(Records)
• • •

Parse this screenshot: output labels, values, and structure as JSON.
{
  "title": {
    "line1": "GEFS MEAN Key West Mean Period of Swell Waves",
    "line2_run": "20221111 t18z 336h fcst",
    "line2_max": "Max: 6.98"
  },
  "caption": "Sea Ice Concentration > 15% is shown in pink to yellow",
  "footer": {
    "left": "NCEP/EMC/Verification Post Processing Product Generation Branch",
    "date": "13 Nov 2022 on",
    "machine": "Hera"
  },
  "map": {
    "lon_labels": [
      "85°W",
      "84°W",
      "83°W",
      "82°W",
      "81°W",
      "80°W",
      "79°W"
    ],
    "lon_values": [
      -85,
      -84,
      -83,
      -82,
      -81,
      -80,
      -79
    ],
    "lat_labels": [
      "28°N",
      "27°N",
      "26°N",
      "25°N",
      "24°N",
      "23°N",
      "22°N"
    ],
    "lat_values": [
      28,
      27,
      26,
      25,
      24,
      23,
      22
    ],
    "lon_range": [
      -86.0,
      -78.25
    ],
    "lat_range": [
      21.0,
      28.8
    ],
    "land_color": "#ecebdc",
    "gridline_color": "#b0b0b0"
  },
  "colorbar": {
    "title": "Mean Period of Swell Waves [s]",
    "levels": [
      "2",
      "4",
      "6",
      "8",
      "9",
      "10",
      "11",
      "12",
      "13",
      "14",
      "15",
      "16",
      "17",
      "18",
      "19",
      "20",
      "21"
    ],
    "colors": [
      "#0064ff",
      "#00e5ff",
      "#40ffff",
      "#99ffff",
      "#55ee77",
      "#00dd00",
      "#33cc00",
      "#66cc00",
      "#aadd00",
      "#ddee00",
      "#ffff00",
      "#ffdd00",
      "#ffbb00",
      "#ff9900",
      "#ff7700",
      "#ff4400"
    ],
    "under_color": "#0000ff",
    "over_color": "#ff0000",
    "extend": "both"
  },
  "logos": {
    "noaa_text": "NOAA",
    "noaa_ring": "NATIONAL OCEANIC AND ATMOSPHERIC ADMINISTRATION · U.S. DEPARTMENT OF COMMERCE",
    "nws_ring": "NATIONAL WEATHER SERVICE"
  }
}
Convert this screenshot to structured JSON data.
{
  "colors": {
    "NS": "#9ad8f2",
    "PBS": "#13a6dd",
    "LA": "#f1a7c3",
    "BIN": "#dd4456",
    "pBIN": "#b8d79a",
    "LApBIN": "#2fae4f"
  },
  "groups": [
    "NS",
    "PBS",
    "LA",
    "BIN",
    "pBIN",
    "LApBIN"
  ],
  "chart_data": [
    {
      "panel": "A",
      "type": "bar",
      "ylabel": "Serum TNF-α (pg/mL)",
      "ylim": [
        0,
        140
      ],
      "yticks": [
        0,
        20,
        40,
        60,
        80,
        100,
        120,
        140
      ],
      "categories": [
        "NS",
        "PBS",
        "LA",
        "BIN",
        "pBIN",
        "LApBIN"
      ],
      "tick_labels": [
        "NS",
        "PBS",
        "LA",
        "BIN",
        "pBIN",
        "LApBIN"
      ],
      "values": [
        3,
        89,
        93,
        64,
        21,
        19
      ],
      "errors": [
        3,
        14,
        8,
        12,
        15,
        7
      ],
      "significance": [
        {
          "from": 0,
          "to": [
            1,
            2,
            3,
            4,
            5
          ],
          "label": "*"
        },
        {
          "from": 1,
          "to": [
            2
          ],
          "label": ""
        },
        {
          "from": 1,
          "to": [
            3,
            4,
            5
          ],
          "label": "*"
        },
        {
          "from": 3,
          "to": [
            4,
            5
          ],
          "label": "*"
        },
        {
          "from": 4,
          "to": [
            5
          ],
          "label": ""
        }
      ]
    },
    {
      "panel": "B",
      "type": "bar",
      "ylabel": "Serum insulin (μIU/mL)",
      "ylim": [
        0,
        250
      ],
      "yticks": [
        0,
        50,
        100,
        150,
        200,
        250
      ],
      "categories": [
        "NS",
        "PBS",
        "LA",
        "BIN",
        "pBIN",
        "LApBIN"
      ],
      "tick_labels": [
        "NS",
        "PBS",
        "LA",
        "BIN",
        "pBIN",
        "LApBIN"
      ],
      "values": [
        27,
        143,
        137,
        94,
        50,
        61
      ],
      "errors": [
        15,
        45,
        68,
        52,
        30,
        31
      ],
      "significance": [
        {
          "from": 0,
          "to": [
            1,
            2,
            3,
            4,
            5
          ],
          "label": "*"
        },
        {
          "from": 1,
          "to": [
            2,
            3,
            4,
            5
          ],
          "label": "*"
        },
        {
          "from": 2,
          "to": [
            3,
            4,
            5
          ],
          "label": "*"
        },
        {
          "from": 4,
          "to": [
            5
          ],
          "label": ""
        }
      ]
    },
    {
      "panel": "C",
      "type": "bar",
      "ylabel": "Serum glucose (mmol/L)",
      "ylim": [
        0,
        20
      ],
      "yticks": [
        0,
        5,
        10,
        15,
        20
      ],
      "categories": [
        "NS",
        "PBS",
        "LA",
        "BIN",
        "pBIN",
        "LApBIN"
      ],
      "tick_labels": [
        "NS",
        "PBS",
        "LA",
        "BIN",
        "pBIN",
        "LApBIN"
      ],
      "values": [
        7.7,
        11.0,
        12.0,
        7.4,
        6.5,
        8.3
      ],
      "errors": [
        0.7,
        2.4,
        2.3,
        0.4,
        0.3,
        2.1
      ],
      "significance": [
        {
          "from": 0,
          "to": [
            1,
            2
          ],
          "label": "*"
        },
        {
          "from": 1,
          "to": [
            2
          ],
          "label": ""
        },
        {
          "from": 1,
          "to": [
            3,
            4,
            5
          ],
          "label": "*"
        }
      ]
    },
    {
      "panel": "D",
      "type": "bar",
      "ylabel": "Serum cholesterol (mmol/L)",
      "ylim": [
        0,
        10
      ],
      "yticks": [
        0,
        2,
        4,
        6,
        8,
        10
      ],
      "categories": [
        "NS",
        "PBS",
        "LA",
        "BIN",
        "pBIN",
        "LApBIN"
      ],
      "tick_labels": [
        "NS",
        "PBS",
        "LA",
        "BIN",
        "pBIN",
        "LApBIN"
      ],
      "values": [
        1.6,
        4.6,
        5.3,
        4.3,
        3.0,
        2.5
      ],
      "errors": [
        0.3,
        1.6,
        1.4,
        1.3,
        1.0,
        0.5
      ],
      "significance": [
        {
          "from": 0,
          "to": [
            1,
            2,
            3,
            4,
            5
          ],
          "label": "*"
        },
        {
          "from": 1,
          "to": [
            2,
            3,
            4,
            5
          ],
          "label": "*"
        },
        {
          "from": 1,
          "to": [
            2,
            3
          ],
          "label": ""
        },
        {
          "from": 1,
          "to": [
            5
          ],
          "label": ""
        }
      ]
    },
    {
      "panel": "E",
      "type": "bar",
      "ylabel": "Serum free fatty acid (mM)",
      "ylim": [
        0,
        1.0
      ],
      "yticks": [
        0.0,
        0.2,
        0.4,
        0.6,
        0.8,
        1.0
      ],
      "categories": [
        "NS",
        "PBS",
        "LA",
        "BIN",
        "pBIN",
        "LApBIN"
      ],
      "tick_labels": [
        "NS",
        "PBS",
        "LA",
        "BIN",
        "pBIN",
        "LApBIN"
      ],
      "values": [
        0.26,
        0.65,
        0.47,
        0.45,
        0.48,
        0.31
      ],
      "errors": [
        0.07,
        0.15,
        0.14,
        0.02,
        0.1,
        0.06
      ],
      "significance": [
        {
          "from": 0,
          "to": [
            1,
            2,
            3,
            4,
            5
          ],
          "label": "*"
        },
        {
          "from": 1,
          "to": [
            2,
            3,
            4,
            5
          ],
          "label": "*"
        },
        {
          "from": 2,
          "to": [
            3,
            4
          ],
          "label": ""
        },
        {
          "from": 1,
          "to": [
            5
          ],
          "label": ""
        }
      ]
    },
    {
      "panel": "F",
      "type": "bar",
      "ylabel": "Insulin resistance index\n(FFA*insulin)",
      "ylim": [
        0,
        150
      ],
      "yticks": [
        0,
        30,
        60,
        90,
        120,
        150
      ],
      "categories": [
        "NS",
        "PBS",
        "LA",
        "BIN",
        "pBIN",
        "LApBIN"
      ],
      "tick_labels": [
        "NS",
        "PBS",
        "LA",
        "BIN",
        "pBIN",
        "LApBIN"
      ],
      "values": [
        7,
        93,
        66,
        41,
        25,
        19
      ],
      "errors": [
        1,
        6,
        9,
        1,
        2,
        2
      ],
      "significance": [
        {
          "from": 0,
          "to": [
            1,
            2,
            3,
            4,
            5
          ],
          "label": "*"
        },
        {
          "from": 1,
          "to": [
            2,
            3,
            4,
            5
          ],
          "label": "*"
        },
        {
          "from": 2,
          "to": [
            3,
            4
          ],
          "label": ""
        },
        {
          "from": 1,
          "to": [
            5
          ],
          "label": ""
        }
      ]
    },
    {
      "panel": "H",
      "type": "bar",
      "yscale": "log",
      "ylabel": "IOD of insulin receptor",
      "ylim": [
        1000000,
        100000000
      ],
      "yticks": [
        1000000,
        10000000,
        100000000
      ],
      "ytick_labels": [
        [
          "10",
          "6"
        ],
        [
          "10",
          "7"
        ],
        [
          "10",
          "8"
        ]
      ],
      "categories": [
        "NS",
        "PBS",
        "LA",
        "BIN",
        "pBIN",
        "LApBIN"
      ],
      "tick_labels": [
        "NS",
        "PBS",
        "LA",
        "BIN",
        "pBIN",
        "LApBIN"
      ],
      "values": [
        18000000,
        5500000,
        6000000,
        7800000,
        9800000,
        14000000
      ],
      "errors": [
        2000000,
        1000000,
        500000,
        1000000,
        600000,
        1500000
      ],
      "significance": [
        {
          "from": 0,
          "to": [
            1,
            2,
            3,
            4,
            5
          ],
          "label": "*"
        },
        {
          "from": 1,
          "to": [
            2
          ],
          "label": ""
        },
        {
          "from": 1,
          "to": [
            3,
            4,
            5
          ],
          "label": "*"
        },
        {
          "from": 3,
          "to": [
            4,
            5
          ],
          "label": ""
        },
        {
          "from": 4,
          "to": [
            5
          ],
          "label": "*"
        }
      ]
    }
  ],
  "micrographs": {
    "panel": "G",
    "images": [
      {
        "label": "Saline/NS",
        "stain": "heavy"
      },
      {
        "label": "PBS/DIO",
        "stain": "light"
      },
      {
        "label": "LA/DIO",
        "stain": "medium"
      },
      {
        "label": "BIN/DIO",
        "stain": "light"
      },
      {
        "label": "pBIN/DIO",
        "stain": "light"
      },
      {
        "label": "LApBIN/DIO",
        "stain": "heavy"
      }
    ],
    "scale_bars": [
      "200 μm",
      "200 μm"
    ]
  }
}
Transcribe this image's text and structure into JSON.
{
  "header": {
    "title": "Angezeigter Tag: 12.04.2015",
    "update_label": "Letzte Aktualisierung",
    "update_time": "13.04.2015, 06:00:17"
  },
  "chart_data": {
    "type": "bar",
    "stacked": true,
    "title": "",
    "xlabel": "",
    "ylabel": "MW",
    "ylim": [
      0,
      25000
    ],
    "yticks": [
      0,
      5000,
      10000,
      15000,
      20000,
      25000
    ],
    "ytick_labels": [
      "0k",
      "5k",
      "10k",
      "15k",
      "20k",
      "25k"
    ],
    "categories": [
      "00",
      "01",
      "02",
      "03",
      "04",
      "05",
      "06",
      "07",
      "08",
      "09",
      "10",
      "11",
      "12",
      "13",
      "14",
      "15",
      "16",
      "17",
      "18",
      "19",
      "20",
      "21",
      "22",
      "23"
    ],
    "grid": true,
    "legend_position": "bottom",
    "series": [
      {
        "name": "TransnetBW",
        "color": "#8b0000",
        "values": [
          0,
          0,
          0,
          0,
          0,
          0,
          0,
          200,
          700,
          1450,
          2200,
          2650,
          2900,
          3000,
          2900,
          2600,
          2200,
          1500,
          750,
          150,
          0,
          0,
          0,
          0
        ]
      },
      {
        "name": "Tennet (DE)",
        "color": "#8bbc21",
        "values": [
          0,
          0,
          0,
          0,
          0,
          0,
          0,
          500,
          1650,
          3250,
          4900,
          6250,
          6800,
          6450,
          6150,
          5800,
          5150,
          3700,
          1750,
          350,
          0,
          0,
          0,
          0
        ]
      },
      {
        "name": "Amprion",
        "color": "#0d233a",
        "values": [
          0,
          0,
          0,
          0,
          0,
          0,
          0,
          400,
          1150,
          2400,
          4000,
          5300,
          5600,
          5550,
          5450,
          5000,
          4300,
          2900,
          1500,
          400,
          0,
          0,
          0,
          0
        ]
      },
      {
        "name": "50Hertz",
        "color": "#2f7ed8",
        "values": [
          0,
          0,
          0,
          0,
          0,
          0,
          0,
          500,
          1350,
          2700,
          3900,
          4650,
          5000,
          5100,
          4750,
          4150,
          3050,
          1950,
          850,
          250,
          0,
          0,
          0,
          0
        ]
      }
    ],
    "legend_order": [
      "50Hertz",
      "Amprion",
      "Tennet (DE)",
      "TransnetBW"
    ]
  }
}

• • •

DO THIS
Using the entries above, return each line in which the word "JSON" occurs.

SOLUTION TO THIS EXERCISE
Parse this screenshot: output labels, values, and structure as JSON.
Convert this screenshot to structured JSON data.
Transcribe this image's text and structure into JSON.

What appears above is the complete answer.